Collected data entries
________
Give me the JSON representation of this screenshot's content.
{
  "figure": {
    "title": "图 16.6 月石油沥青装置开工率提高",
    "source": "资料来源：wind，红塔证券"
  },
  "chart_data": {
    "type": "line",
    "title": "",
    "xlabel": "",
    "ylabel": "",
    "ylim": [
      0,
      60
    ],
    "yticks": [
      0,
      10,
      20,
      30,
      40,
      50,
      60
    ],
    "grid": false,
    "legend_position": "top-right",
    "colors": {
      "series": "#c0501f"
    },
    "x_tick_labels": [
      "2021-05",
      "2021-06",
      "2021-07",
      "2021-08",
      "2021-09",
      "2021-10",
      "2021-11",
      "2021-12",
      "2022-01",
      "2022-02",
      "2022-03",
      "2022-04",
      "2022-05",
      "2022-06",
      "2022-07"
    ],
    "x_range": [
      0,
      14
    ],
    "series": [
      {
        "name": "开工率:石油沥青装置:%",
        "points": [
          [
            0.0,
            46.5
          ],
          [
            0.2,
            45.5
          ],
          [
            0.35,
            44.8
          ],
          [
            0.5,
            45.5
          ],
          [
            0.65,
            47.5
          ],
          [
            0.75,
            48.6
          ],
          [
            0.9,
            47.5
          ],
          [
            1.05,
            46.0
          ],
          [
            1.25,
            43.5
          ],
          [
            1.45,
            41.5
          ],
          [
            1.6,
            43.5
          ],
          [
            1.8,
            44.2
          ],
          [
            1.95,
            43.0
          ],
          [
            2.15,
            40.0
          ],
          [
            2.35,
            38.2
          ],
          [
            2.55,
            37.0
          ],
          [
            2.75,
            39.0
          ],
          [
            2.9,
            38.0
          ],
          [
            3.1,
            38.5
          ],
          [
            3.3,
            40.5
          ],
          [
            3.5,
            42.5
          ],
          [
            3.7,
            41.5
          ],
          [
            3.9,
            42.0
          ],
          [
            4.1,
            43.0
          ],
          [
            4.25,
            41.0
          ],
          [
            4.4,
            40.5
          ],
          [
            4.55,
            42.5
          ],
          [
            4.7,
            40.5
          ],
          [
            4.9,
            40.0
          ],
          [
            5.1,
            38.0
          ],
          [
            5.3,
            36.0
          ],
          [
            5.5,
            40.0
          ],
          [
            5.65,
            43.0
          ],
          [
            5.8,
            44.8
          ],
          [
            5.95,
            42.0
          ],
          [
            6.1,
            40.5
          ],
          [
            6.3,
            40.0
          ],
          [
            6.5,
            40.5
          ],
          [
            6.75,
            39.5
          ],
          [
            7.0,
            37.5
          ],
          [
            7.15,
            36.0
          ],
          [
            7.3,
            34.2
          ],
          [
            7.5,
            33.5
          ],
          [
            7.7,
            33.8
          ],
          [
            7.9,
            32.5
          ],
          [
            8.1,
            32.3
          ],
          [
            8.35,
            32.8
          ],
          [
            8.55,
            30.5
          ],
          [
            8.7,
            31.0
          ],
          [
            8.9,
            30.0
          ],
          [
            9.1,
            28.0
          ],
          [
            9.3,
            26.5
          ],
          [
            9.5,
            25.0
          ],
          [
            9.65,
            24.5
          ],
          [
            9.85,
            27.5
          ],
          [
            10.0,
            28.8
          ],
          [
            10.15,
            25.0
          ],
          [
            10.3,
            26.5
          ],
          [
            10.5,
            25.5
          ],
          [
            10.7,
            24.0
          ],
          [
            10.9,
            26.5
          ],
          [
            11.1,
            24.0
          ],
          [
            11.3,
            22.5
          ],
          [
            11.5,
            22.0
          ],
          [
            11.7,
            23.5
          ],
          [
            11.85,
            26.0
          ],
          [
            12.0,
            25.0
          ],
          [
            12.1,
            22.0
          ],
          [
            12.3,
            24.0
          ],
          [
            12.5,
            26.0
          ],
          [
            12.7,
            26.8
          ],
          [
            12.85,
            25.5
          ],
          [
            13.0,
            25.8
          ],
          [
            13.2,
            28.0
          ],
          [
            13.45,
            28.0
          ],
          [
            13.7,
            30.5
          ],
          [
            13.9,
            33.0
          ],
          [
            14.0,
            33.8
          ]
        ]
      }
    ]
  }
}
________
**TASK GOAL**
Above are some records; extract every one of them exactly.

**ANSWER**
Give me the JSON representation of this screenshot's content.
{
  "figure": {
    "title": "图 16.6 月石油沥青装置开工率提高",
    "source": "资料来源：wind，红塔证券"
  },
  "chart_data": {
    "type": "line",
    "title": "",
    "xlabel": "",
    "ylabel": "",
    "ylim": [
      0,
      60
    ],
    "yticks": [
      0,
      10,
      20,
      30,
      40,
      50,
      60
    ],
    "grid": false,
    "legend_position": "top-right",
    "colors": {
      "series": "#c0501f"
    },
    "x_tick_labels": [
      "2021-05",
      "2021-06",
      "2021-07",
      "2021-08",
      "2021-09",
      "2021-10",
      "2021-11",
      "2021-12",
      "2022-01",
      "2022-02",
      "2022-03",
      "2022-04",
      "2022-05",
      "2022-06",
      "2022-07"
    ],
    "x_range": [
      0,
      14
    ],
    "series": [
      {
        "name": "开工率:石油沥青装置:%",
        "points": [
          [
            0.0,
            46.5
          ],
          [
            0.2,
            45.5
          ],
          [
            0.35,
            44.8
          ],
          [
            0.5,
            45.5
          ],
          [
            0.65,
            47.5
          ],
          [
            0.75,
            48.6
          ],
          [
            0.9,
            47.5
          ],
          [
            1.05,
            46.0
          ],
          [
            1.25,
            43.5
          ],
          [
            1.45,
            41.5
          ],
          [
            1.6,
            43.5
          ],
          [
            1.8,
            44.2
          ],
          [
            1.95,
            43.0
          ],
          [
            2.15,
            40.0
          ],
          [
            2.35,
            38.2
          ],
          [
            2.55,
            37.0
          ],
          [
            2.75,
            39.0
          ],
          [
            2.9,
            38.0
          ],
          [
            3.1,
            38.5
          ],
          [
            3.3,
            40.5
          ],
          [
            3.5,
            42.5
          ],
          [
            3.7,
            41.5
          ],
          [
            3.9,
            42.0
          ],
          [
            4.1,
            43.0
          ],
          [
            4.25,
            41.0
          ],
          [
            4.4,
            40.5
          ],
          [
            4.55,
            42.5
          ],
          [
            4.7,
            40.5
          ],
          [
            4.9,
            40.0
          ],
          [
            5.1,
            38.0
          ],
          [
            5.3,
            36.0
          ],
          [
            5.5,
            40.0
          ],
          [
            5.65,
            43.0
          ],
          [
            5.8,
            44.8
          ],
          [
            5.95,
            42.0
          ],
          [
            6.1,
            40.5
          ],
          [
            6.3,
            40.0
          ],
          [
            6.5,
            40.5
          ],
          [
            6.75,
            39.5
          ],
          [
            7.0,
            37.5
          ],
          [
            7.15,
            36.0
          ],
          [
            7.3,
            34.2
          ],
          [
            7.5,
            33.5
          ],
          [
            7.7,
            33.8
          ],
          [
            7.9,
            32.5
          ],
          [
            8.1,
            32.3
          ],
          [
            8.35,
            32.8
          ],
          [
            8.55,
            30.5
          ],
          [
            8.7,
            31.0
          ],
          [
            8.9,
            30.0
          ],
          [
            9.1,
            28.0
          ],
          [
            9.3,
            26.5
          ],
          [
            9.5,
            25.0
          ],
          [
            9.65,
            24.5
          ],
          [
            9.85,
            27.5
          ],
          [
            10.0,
            28.8
          ],
          [
            10.15,
            25.0
          ],
          [
            10.3,
            26.5
          ],
          [
            10.5,
            25.5
          ],
          [
            10.7,
            24.0
          ],
          [
            10.9,
            26.5
          ],
          [
            11.1,
            24.0
          ],
          [
            11.3,
            22.5
          ],
          [
            11.5,
            22.0
          ],
          [
            11.7,
            23.5
          ],
          [
            11.85,
            26.0
          ],
          [
            12.0,
            25.0
          ],
          [
            12.1,
            22.0
          ],
          [
            12.3,
            24.0
          ],
          [
            12.5,
            26.0
          ],
          [
            12.7,
            26.8
          ],
          [
            12.85,
            25.5
          ],
          [
            13.0,
            25.8
          ],
          [
            13.2,
            28.0
          ],
          [
            13.45,
            28.0
          ],
          [
            13.7,
            30.5
          ],
          [
            13.9,
            33.0
          ],
          [
            14.0,
            33.8
          ]
        ]
      }
    ]
  }
}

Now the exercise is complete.